THE EXERCISE: Using the records that follow, copy every line containing the word "this".

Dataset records
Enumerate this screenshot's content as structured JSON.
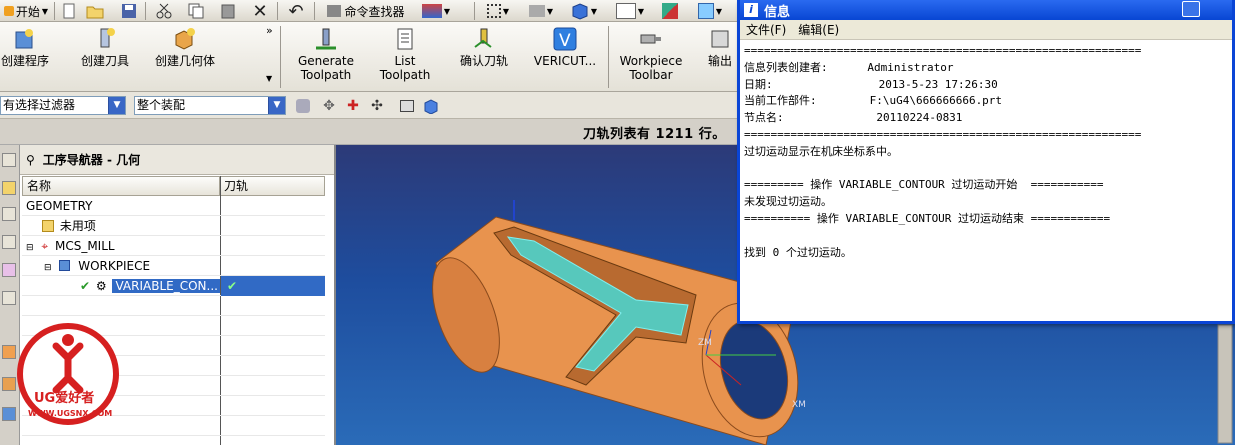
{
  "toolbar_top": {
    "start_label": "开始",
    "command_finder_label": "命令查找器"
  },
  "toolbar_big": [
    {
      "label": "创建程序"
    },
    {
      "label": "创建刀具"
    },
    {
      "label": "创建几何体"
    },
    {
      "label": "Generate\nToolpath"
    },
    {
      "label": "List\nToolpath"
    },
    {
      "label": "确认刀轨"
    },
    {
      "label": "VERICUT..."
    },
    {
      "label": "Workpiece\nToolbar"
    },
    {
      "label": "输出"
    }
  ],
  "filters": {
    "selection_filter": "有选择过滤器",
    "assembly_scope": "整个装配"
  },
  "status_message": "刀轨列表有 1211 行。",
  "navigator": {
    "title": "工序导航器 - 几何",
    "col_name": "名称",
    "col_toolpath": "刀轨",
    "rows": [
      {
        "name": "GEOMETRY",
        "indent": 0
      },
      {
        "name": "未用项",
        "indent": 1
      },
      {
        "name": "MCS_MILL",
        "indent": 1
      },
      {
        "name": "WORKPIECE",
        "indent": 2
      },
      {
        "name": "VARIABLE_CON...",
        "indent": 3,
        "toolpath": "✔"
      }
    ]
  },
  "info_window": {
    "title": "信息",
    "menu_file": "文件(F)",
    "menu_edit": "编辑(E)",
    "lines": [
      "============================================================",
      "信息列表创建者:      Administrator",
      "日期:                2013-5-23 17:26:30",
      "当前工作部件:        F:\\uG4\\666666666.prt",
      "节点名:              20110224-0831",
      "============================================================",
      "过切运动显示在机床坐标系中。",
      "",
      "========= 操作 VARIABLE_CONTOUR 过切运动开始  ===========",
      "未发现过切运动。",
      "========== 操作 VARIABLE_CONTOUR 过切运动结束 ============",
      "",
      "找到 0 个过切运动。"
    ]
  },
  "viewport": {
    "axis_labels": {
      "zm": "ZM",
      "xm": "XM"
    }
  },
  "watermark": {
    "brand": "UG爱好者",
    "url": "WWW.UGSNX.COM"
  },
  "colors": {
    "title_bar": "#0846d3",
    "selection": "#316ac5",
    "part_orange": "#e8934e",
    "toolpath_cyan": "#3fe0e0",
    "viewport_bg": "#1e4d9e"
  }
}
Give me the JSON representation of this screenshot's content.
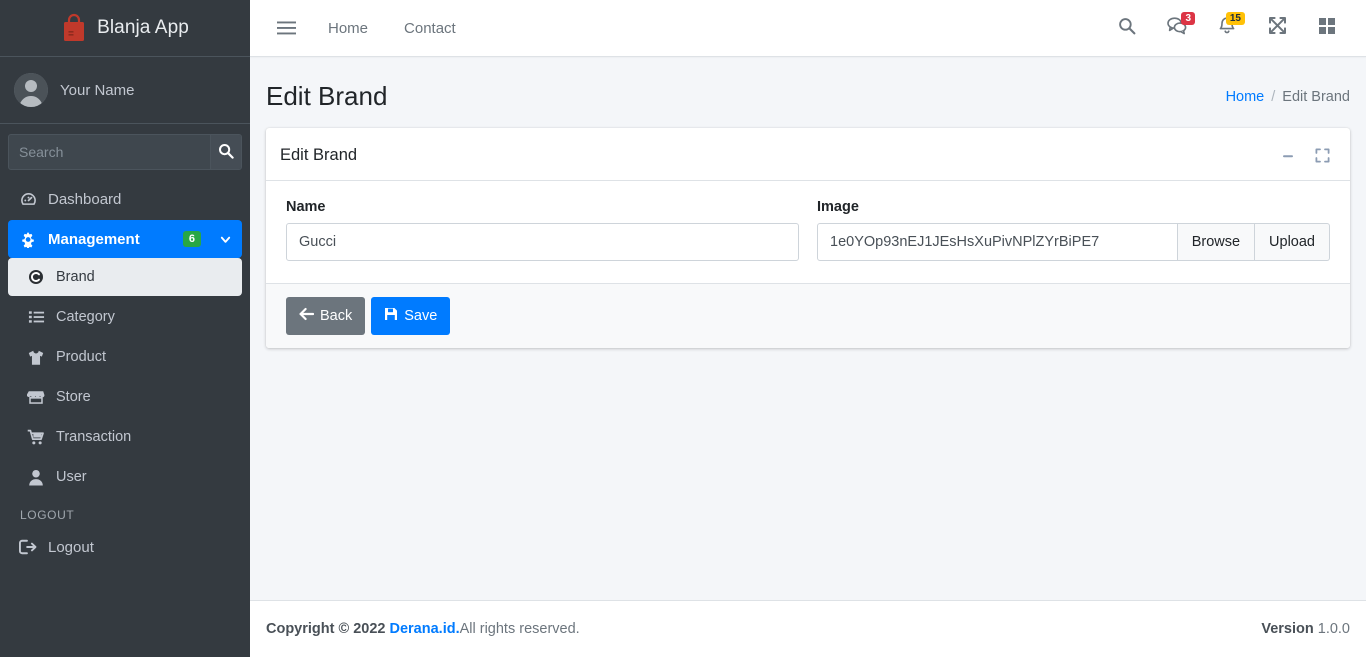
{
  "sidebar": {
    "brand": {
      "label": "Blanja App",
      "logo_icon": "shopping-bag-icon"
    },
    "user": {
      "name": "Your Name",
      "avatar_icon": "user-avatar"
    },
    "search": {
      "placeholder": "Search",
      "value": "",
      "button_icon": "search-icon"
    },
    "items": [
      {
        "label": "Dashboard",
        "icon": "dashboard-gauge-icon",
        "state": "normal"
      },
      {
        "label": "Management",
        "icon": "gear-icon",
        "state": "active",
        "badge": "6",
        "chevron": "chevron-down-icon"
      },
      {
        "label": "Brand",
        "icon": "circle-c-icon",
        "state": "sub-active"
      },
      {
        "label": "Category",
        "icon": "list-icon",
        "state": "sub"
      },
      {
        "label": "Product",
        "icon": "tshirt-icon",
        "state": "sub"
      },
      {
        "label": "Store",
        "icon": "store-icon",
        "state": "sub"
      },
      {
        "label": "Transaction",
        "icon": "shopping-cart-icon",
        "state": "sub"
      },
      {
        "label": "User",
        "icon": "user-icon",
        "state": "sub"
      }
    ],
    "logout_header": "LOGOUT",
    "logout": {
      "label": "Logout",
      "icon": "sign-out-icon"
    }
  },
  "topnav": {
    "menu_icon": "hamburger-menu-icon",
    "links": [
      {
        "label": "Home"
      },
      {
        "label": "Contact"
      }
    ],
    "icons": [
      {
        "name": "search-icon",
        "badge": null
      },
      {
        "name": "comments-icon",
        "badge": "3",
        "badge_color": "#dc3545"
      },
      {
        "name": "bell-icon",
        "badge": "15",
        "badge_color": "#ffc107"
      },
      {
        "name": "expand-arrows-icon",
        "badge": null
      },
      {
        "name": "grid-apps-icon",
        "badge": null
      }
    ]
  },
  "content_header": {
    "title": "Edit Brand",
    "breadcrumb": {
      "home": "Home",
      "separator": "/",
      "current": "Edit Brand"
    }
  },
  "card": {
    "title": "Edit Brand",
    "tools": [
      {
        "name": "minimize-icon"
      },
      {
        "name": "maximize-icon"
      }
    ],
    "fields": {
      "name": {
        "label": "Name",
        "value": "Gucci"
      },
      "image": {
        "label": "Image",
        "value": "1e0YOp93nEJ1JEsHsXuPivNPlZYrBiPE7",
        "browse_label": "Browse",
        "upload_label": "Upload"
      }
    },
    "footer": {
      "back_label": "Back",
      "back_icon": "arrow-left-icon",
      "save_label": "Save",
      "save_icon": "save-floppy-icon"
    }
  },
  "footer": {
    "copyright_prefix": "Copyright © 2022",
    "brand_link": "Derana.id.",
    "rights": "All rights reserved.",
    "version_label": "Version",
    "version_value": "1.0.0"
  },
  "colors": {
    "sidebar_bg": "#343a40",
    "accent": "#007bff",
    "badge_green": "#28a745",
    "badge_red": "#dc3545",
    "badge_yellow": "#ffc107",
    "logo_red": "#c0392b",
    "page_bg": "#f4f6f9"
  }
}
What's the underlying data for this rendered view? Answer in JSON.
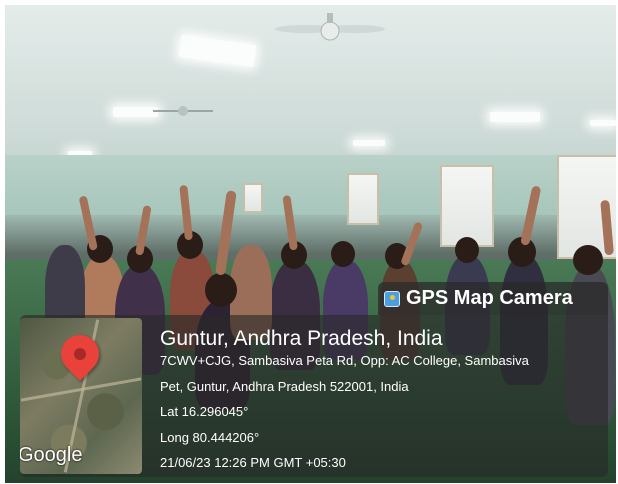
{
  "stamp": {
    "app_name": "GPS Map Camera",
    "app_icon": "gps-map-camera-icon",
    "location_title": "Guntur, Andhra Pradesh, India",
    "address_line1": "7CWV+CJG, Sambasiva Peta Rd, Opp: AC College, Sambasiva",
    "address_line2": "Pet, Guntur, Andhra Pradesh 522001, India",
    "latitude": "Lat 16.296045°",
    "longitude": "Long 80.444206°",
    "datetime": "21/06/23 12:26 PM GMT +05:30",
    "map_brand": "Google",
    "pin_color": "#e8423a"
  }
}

RESPONSE BELOW:
Enumerate this screenshot's content as structured JSON.
Give me the JSON representation of this screenshot's content.
What's the underlying data for this rendered view? Answer in JSON.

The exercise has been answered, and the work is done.